### Data items
- - -
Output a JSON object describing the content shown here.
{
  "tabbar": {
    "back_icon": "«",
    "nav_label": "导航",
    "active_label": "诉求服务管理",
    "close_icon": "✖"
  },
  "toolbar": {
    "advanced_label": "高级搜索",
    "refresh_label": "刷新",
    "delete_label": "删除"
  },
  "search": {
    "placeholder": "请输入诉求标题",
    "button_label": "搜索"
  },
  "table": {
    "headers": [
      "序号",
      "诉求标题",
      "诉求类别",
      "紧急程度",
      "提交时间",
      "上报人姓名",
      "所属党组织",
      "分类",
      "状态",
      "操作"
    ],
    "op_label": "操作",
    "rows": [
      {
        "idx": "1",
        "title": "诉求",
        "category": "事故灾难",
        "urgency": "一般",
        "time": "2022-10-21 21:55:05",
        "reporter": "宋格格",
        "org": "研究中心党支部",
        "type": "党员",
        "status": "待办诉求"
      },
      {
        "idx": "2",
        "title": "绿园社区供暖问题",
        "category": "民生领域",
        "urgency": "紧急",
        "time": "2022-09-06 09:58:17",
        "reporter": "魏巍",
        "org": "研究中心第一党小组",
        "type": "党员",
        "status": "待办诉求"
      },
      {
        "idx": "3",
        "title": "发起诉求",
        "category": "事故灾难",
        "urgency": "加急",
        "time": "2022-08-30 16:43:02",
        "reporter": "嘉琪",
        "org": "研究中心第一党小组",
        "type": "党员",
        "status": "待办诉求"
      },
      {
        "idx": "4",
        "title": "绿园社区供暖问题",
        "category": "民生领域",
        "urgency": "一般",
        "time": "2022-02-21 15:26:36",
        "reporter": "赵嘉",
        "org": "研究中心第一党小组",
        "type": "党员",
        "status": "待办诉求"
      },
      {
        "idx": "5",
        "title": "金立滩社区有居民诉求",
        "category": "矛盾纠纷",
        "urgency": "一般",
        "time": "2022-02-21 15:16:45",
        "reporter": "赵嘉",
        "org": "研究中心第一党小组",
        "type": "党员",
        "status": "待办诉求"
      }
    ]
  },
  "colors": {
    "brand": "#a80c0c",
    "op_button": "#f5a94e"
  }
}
- - -
### Direction
Review the material and copy each line in which the word "time" appears.

### Solution to the problem
        "time": "2022-10-21 21:55:05",
        "time": "2022-09-06 09:58:17",
        "time": "2022-08-30 16:43:02",
        "time": "2022-02-21 15:26:36",
        "time": "2022-02-21 15:16:45",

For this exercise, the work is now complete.